>> begin Material provided

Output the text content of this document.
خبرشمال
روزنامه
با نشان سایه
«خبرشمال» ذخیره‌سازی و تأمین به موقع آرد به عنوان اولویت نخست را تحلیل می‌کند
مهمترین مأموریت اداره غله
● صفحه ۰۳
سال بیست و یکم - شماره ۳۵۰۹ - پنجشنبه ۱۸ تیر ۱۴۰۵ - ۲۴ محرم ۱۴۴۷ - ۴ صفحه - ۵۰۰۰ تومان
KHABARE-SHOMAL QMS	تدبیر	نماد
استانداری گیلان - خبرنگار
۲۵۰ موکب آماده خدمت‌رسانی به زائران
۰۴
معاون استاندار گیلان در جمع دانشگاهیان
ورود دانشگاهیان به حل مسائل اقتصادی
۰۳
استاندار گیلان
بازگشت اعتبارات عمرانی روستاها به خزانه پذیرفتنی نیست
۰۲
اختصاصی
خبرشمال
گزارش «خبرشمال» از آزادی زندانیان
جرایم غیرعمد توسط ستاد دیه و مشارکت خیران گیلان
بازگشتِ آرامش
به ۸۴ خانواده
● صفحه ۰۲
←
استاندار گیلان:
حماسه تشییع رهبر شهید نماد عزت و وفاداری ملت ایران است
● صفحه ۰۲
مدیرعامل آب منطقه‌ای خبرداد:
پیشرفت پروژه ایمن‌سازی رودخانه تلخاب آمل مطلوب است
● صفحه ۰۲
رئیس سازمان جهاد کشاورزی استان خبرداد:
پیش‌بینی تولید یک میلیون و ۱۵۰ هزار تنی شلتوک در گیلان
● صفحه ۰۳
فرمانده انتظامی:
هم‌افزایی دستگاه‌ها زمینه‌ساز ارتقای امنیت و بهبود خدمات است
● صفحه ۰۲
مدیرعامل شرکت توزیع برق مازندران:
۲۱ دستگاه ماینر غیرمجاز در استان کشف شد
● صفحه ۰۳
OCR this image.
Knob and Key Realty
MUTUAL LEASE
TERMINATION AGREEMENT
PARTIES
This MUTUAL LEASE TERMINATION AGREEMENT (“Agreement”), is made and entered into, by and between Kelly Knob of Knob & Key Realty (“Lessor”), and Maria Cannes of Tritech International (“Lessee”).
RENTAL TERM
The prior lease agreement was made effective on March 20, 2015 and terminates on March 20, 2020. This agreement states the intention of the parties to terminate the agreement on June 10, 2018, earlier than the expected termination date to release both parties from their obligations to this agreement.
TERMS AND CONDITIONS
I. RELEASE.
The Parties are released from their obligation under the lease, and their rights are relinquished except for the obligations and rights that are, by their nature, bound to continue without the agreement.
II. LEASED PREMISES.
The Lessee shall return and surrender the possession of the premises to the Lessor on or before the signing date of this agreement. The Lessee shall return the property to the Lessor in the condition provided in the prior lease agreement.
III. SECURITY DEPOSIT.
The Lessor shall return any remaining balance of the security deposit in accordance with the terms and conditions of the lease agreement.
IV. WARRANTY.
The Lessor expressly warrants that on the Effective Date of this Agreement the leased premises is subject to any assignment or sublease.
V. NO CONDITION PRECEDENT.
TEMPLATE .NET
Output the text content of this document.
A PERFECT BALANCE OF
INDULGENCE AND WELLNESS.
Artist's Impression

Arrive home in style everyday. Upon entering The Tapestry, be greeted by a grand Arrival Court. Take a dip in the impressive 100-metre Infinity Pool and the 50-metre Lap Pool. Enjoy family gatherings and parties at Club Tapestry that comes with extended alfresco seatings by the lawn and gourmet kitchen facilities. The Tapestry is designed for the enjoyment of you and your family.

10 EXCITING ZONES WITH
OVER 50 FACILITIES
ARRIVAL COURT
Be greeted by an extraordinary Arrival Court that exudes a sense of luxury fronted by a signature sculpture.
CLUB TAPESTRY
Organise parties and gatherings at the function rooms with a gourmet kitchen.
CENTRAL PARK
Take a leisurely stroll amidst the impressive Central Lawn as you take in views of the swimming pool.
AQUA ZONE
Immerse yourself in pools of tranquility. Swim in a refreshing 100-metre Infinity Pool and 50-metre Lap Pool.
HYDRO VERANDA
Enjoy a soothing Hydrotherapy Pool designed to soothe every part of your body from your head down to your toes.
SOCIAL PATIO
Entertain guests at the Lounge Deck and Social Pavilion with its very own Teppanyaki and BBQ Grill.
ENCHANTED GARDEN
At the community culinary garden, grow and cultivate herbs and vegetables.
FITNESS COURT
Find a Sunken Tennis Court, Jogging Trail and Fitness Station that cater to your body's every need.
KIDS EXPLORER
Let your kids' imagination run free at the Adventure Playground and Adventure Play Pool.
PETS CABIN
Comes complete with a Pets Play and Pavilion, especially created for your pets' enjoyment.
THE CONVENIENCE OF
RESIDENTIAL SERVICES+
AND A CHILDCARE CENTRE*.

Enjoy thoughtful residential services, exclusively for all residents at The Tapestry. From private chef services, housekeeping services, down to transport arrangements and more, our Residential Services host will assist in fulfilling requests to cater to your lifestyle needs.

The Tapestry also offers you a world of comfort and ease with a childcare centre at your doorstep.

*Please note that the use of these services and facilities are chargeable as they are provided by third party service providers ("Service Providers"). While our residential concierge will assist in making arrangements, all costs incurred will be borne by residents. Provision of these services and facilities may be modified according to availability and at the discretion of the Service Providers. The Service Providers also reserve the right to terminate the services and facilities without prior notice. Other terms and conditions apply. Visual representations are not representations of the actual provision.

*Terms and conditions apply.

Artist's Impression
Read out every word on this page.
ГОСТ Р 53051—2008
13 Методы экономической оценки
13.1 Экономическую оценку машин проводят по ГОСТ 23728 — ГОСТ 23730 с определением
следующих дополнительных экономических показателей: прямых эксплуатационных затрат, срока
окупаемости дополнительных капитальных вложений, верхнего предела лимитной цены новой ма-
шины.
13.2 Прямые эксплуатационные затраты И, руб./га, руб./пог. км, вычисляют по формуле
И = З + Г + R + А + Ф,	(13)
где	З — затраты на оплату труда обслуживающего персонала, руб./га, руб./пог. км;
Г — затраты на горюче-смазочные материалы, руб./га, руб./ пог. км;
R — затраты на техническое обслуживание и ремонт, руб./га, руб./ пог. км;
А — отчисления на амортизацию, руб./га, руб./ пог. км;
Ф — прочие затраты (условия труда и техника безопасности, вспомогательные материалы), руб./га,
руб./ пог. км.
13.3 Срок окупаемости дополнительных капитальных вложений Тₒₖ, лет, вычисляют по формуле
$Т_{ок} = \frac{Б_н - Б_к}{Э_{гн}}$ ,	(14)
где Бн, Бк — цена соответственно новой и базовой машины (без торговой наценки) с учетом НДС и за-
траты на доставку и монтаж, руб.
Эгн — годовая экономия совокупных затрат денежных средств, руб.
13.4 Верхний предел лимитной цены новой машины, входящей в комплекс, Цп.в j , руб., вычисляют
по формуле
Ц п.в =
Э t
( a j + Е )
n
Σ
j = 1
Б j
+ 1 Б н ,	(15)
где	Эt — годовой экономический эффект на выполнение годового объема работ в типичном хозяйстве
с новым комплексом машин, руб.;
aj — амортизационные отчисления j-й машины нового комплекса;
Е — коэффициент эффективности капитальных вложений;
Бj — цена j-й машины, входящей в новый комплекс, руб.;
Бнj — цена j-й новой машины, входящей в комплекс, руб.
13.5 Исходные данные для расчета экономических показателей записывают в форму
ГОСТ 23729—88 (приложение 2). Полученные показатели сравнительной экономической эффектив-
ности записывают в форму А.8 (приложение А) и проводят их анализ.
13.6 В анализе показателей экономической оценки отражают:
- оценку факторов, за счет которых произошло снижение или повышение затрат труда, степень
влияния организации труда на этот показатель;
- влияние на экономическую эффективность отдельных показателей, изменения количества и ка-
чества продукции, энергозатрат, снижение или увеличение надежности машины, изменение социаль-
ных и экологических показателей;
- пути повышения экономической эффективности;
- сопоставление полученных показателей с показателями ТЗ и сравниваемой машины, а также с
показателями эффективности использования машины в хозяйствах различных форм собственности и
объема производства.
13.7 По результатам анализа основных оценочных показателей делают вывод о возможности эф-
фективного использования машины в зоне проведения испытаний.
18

>> end Material provided

Each line of the material above either contains the word "цена" or does not; state how many do, and nothing else.

• **Exercise answer**: 3